_Exercise prompt_:
Report every line in the listing below where the string "options" shows up.

_Task data_:
──────────

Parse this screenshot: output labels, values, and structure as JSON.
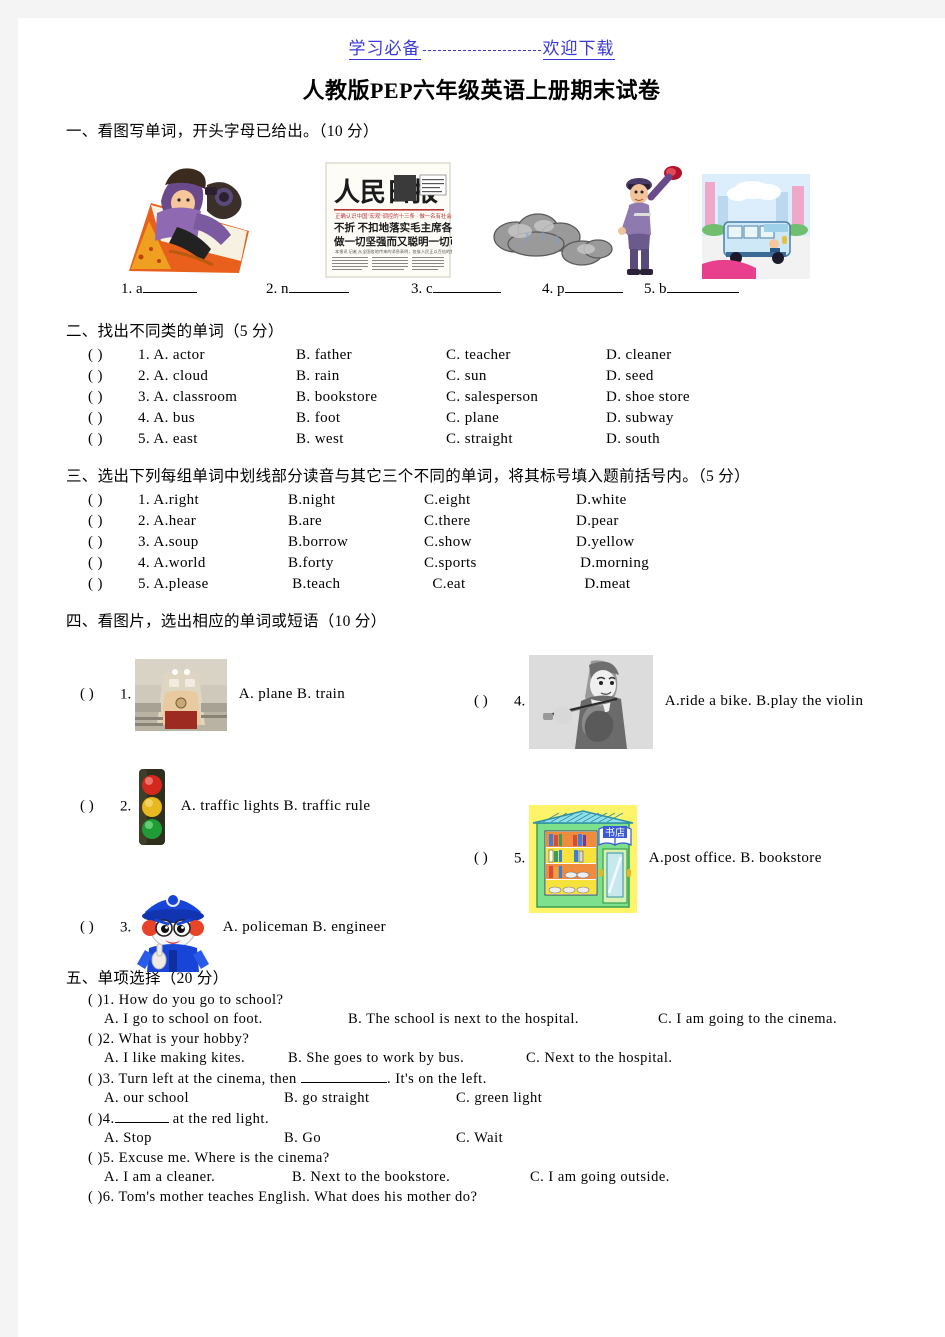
{
  "watermark": {
    "left": "学习必备",
    "right": "欢迎下载"
  },
  "title": "人教版PEP六年级英语上册期末试卷",
  "section1": {
    "heading": "一、看图写单词，开头字母已给出。（10 分）",
    "images": [
      {
        "name": "artist-drawing-picture",
        "alt": "artist drawing"
      },
      {
        "name": "newspaper-renmin-ribao",
        "alt": "newspaper"
      },
      {
        "name": "clouds",
        "alt": "clouds"
      },
      {
        "name": "policeman-with-flag",
        "alt": "policeman"
      },
      {
        "name": "bus-on-street",
        "alt": "bus"
      }
    ],
    "blanks": [
      {
        "num": "1.",
        "letter": "a"
      },
      {
        "num": "2.",
        "letter": "n"
      },
      {
        "num": "3.",
        "letter": "c"
      },
      {
        "num": "4.",
        "letter": "p"
      },
      {
        "num": "5.",
        "letter": "b"
      }
    ]
  },
  "section2": {
    "heading": "二、找出不同类的单词（5 分）",
    "rows": [
      {
        "paren": "(        )",
        "num": "1.",
        "a": "A.  actor",
        "b": "B.  father",
        "c": "C.  teacher",
        "d": "D.  cleaner"
      },
      {
        "paren": "(        )",
        "num": "2.",
        "a": "A.  cloud",
        "b": "B.  rain",
        "c": "C.  sun",
        "d": "D.  seed"
      },
      {
        "paren": "(        )",
        "num": "3.",
        "a": "A.  classroom",
        "b": "B.  bookstore",
        "c": "C.  salesperson",
        "d": "D.  shoe store"
      },
      {
        "paren": "(        )",
        "num": "4.",
        "a": "A.  bus",
        "b": "B.  foot",
        "c": "C.  plane",
        "d": "D.  subway"
      },
      {
        "paren": "(        )",
        "num": "5.",
        "a": "A.  east",
        "b": "B.  west",
        "c": "C.  straight",
        "d": "D.  south"
      }
    ]
  },
  "section3": {
    "heading": "三、选出下列每组单词中划线部分读音与其它三个不同的单词，将其标号填入题前括号内。（5 分）",
    "rows": [
      {
        "paren": "(        )",
        "num": "1.",
        "a": "A.right",
        "b": "B.night",
        "c": "C.eight",
        "d": "D.white"
      },
      {
        "paren": "(        )",
        "num": "2.",
        "a": "A.hear",
        "b": "B.are",
        "c": "C.there",
        "d": "D.pear"
      },
      {
        "paren": "(        )",
        "num": "3.",
        "a": "A.soup",
        "b": "B.borrow",
        "c": "C.show",
        "d": "D.yellow"
      },
      {
        "paren": "(        )",
        "num": "4.",
        "a": "A.world",
        "b": "B.forty",
        "c": "C.sports",
        "d": "D.morning"
      },
      {
        "paren": "(        )",
        "num": "5.",
        "a": "A.please",
        "b": "B.teach",
        "c": "C.eat",
        "d": "D.meat"
      }
    ]
  },
  "section4": {
    "heading": "四、看图片，选出相应的单词或短语（10 分）",
    "items": [
      {
        "paren": "(       )",
        "num": "1.",
        "image": "train-photo",
        "options": "A.  plane    B.  train"
      },
      {
        "paren": "(       )",
        "num": "2.",
        "image": "traffic-light",
        "options": "A.  traffic  lights    B.  traffic  rule"
      },
      {
        "paren": "(       )",
        "num": "3.",
        "image": "policeman-mascot",
        "options": "A.  policeman B.  engineer"
      },
      {
        "paren": "(       )",
        "num": "4.",
        "image": "violin-player",
        "options": "A.ride  a  bike. B.play  the  violin"
      },
      {
        "paren": "(       )",
        "num": "5.",
        "image": "bookstore-shop",
        "options": "A.post  office.    B.  bookstore"
      }
    ]
  },
  "section5": {
    "heading": "五、单项选择（20 分）",
    "questions": [
      {
        "paren": "(      )",
        "num": "1.",
        "stem": "How do you go to school?",
        "a": "A. I go to school on foot.",
        "b": "B. The school is next to the hospital.",
        "c": "C. I am going to the cinema."
      },
      {
        "paren": "(      )",
        "num": "2.",
        "stem": "What is your hobby?",
        "a": "A. I like making kites.",
        "b": "B. She goes to work by bus.",
        "c": "C. Next to the hospital."
      },
      {
        "paren": "(      )",
        "num": "3.",
        "stem_pre": "Turn left at the cinema, then",
        "stem_post": ". It's on the left.",
        "a": "A. our school",
        "b": "B. go straight",
        "c": "C. green light"
      },
      {
        "paren": "(      )",
        "num": "4.",
        "stem_pre": "",
        "stem_post": "at the red light.",
        "a": "A. Stop",
        "b": "B. Go",
        "c": "C. Wait"
      },
      {
        "paren": "(      )",
        "num": "5.",
        "stem": "Excuse me. Where is the cinema?",
        "a": "A. I am a cleaner.",
        "b": "B. Next to the bookstore.",
        "c": "C. I am going outside."
      },
      {
        "paren": "(      )",
        "num": "6.",
        "stem": "Tom's mother teaches English. What does his mother do?"
      }
    ]
  },
  "colors": {
    "watermark": "#3b38d8",
    "text": "#000000",
    "page_bg": "#ffffff",
    "margin_bg": "#f4f4f4"
  }
}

──────────

_Expected output_:
        "options": "A.  plane    B.  train"
        "options": "A.  traffic  lights    B.  traffic  rule"
        "options": "A.  policeman B.  engineer"
        "options": "A.ride  a  bike. B.play  the  violin"
        "options": "A.post  office.    B.  bookstore"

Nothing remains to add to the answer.